Listings of elements and boxes:
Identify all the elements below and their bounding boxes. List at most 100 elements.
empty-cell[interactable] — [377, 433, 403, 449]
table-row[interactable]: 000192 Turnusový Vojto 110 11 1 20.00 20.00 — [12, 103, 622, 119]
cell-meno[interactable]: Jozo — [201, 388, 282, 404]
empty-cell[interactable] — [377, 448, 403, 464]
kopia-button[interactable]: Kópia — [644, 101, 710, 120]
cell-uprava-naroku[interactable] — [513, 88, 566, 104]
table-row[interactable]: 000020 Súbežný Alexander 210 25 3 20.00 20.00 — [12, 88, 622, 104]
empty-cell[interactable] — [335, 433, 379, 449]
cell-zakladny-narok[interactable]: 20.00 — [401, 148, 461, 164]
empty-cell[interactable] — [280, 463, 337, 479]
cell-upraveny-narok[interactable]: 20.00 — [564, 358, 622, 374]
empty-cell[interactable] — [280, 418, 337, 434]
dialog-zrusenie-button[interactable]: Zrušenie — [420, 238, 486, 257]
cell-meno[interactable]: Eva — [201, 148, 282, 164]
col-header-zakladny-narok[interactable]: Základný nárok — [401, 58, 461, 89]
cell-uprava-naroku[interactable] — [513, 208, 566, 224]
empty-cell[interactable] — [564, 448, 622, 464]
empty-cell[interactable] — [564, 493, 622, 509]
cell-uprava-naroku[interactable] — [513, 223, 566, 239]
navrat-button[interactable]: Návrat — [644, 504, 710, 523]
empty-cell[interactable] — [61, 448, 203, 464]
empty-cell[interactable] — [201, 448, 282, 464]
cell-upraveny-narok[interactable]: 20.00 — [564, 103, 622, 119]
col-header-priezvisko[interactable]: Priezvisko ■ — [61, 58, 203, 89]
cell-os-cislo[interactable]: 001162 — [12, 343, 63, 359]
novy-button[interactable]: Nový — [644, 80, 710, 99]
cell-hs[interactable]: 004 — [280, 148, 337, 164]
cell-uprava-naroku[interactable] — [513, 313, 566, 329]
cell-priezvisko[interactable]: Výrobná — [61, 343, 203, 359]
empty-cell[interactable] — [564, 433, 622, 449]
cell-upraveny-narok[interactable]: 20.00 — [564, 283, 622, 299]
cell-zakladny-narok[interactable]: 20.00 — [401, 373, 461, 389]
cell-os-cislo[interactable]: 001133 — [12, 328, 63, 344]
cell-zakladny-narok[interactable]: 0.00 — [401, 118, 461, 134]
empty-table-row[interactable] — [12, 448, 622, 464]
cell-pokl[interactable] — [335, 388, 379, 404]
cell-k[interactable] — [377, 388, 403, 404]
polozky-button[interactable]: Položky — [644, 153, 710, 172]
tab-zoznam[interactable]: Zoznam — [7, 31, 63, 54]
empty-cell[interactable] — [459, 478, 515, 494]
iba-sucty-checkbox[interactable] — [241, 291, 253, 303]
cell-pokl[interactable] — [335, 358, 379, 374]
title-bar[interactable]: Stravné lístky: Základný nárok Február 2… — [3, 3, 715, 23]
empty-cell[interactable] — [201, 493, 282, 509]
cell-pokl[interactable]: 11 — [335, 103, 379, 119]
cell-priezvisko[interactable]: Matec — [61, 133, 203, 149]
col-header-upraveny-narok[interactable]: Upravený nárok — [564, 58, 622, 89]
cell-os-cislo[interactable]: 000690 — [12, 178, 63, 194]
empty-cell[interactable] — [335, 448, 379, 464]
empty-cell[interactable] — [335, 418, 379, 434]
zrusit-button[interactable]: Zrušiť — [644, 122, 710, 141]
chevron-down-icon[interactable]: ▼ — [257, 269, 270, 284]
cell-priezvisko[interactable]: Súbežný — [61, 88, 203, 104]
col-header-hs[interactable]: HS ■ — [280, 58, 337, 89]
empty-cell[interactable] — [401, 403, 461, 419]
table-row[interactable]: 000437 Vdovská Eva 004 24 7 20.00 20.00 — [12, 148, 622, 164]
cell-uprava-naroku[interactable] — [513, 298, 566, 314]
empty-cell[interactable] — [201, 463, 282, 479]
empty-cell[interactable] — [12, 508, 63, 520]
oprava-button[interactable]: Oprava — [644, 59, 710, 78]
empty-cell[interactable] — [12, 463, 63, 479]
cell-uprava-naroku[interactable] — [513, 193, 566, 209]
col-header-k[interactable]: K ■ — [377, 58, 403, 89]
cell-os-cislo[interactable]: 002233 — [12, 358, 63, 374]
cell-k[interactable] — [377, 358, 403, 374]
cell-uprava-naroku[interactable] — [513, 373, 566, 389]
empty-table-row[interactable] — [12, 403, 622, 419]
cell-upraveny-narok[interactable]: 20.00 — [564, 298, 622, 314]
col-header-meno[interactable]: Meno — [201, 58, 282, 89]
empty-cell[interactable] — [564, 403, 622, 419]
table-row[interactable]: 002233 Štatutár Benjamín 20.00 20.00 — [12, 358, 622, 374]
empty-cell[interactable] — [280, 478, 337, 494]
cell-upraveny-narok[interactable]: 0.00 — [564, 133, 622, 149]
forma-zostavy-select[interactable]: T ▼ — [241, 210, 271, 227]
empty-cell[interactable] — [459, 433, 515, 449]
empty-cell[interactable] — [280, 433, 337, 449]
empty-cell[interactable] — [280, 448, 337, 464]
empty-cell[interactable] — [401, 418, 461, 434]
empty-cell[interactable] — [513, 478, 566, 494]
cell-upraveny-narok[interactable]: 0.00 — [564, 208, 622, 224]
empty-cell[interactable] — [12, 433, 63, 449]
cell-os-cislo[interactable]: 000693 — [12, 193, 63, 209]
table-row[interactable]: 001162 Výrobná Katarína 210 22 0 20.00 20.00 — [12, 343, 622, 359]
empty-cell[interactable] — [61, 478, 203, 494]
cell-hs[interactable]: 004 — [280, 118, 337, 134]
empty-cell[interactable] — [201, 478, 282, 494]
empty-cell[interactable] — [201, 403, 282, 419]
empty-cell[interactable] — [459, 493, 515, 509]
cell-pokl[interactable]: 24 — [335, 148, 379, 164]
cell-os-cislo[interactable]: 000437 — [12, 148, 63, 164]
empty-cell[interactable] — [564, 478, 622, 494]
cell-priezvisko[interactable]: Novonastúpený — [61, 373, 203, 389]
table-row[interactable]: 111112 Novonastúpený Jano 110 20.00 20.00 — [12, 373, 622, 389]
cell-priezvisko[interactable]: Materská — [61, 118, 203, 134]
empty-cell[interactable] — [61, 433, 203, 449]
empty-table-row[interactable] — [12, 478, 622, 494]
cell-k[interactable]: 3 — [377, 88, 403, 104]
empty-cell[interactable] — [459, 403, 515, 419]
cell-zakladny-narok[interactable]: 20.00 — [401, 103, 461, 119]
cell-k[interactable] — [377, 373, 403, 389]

#### Stated problem:
Can you express every line of the records above as a JSON list of strings, with one string per line and any blank lines left out?

#### Response:
[
  "Identify all the elements below and their bounding boxes. List at most 100 elements.",
  "empty-cell[interactable] — [377, 433, 403, 449]",
  "table-row[interactable]: 000192 Turnusový Vojto 110 11 1 20.00 20.00 — [12, 103, 622, 119]",
  "cell-meno[interactable]: Jozo — [201, 388, 282, 404]",
  "empty-cell[interactable] — [377, 448, 403, 464]",
  "kopia-button[interactable]: Kópia — [644, 101, 710, 120]",
  "cell-uprava-naroku[interactable] — [513, 88, 566, 104]",
  "table-row[interactable]: 000020 Súbežný Alexander 210 25 3 20.00 20.00 — [12, 88, 622, 104]",
  "empty-cell[interactable] — [335, 433, 379, 449]",
  "cell-zakladny-narok[interactable]: 20.00 — [401, 148, 461, 164]",
  "empty-cell[interactable] — [280, 463, 337, 479]",
  "cell-upraveny-narok[interactable]: 20.00 — [564, 358, 622, 374]",
  "empty-cell[interactable] — [280, 418, 337, 434]",
  "dialog-zrusenie-button[interactable]: Zrušenie — [420, 238, 486, 257]",
  "cell-meno[interactable]: Eva — [201, 148, 282, 164]",
  "col-header-zakladny-narok[interactable]: Základný nárok — [401, 58, 461, 89]",
  "cell-uprava-naroku[interactable] — [513, 208, 566, 224]",
  "empty-cell[interactable] — [564, 448, 622, 464]",
  "empty-cell[interactable] — [564, 493, 622, 509]",
  "cell-uprava-naroku[interactable] — [513, 223, 566, 239]",
  "navrat-button[interactable]: Návrat — [644, 504, 710, 523]",
  "empty-cell[interactable] — [61, 448, 203, 464]",
  "empty-cell[interactable] — [201, 448, 282, 464]",
  "cell-upraveny-narok[interactable]: 20.00 — [564, 103, 622, 119]",
  "col-header-priezvisko[interactable]: Priezvisko ■ — [61, 58, 203, 89]",
  "cell-os-cislo[interactable]: 001162 — [12, 343, 63, 359]",
  "novy-button[interactable]: Nový — [644, 80, 710, 99]",
  "cell-hs[interactable]: 004 — [280, 148, 337, 164]",
  "cell-uprava-naroku[interactable] — [513, 313, 566, 329]",
  "cell-priezvisko[interactable]: Výrobná — [61, 343, 203, 359]",
  "empty-cell[interactable] — [564, 433, 622, 449]",
  "cell-upraveny-narok[interactable]: 20.00 — [564, 283, 622, 299]",
  "cell-zakladny-narok[interactable]: 20.00 — [401, 373, 461, 389]",
  "cell-os-cislo[interactable]: 001133 — [12, 328, 63, 344]",
  "cell-zakladny-narok[interactable]: 0.00 — [401, 118, 461, 134]",
  "empty-table-row[interactable] — [12, 448, 622, 464]",
  "cell-pokl[interactable] — [335, 388, 379, 404]",
  "cell-k[interactable] — [377, 388, 403, 404]",
  "polozky-button[interactable]: Položky — [644, 153, 710, 172]",
  "tab-zoznam[interactable]: Zoznam — [7, 31, 63, 54]",
  "empty-cell[interactable] — [459, 478, 515, 494]",
  "iba-sucty-checkbox[interactable] — [241, 291, 253, 303]",
  "cell-pokl[interactable] — [335, 358, 379, 374]",
  "title-bar[interactable]: Stravné lístky: Základný nárok Február 2… — [3, 3, 715, 23]",
  "empty-cell[interactable] — [201, 493, 282, 509]",
  "cell-pokl[interactable]: 11 — [335, 103, 379, 119]",
  "cell-priezvisko[interactable]: Matec — [61, 133, 203, 149]",
  "col-header-upraveny-narok[interactable]: Upravený nárok — [564, 58, 622, 89]",
  "cell-os-cislo[interactable]: 000690 — [12, 178, 63, 194]",
  "empty-cell[interactable] — [335, 448, 379, 464]",
  "empty-cell[interactable] — [335, 418, 379, 434]",
  "zrusit-button[interactable]: Zrušiť — [644, 122, 710, 141]",
  "chevron-down-icon[interactable]: ▼ — [257, 269, 270, 284]",
  "cell-priezvisko[interactable]: Súbežný — [61, 88, 203, 104]",
  "col-header-hs[interactable]: HS ■ — [280, 58, 337, 89]",
  "empty-cell[interactable] — [401, 403, 461, 419]",
  "table-row[interactable]: 000437 Vdovská Eva 004 24 7 20.00 20.00 — [12, 148, 622, 164]",
  "cell-uprava-naroku[interactable] — [513, 298, 566, 314]",
  "empty-cell[interactable] — [201, 463, 282, 479]",
  "empty-cell[interactable] — [12, 508, 63, 520]",
  "oprava-button[interactable]: Oprava — [644, 59, 710, 78]",
  "empty-cell[interactable] — [12, 463, 63, 479]",
  "cell-uprava-naroku[interactable] — [513, 193, 566, 209]",
  "col-header-k[interactable]: K ■ — [377, 58, 403, 89]",
  "cell-os-cislo[interactable]: 002233 — [12, 358, 63, 374]",
  "cell-k[interactable] — [377, 358, 403, 374]",
  "cell-uprava-naroku[interactable] — [513, 373, 566, 389]",
  "empty-table-row[interactable] — [12, 403, 622, 419]",
  "cell-upraveny-narok[interactable]: 20.00 — [564, 298, 622, 314]",
  "col-header-meno[interactable]: Meno — [201, 58, 282, 89]",
  "empty-cell[interactable] — [564, 403, 622, 419]",
  "table-row[interactable]: 002233 Štatutár Benjamín 20.00 20.00 — [12, 358, 622, 374]",
  "empty-cell[interactable] — [280, 478, 337, 494]",
  "cell-upraveny-narok[interactable]: 0.00 — [564, 133, 622, 149]",
  "forma-zostavy-select[interactable]: T ▼ — [241, 210, 271, 227]",
  "empty-cell[interactable] — [459, 433, 515, 449]",
  "empty-cell[interactable] — [280, 433, 337, 449]",
  "empty-cell[interactable] — [280, 448, 337, 464]",
  "empty-cell[interactable] — [401, 418, 461, 434]",
  "empty-cell[interactable] — [513, 478, 566, 494]",
  "cell-upraveny-narok[interactable]: 0.00 — [564, 208, 622, 224]",
  "empty-cell[interactable] — [12, 433, 63, 449]",
  "cell-os-cislo[interactable]: 000693 — [12, 193, 63, 209]",
  "table-row[interactable]: 001162 Výrobná Katarína 210 22 0 20.00 20.00 — [12, 343, 622, 359]",
  "empty-cell[interactable] — [61, 478, 203, 494]",
  "cell-hs[interactable]: 004 — [280, 118, 337, 134]",
  "empty-cell[interactable] — [201, 478, 282, 494]",
  "empty-cell[interactable] — [201, 403, 282, 419]",
  "empty-cell[interactable] — [459, 493, 515, 509]",
  "cell-pokl[interactable]: 24 — [335, 148, 379, 164]",
  "cell-os-cislo[interactable]: 000437 — [12, 148, 63, 164]",
  "empty-cell[interactable] — [564, 478, 622, 494]",
  "cell-priezvisko[interactable]: Novonastúpený — [61, 373, 203, 389]",
  "table-row[interactable]: 111112 Novonastúpený Jano 110 20.00 20.00 — [12, 373, 622, 389]",
  "cell-priezvisko[interactable]: Materská — [61, 118, 203, 134]",
  "empty-cell[interactable] — [61, 433, 203, 449]",
  "empty-table-row[interactable] — [12, 478, 622, 494]",
  "cell-k[interactable]: 3 — [377, 88, 403, 104]",
  "empty-cell[interactable] — [459, 403, 515, 419]",
  "cell-zakladny-narok[interactable]: 20.00 — [401, 103, 461, 119]",
  "cell-k[interactable] — [377, 373, 403, 389]"
]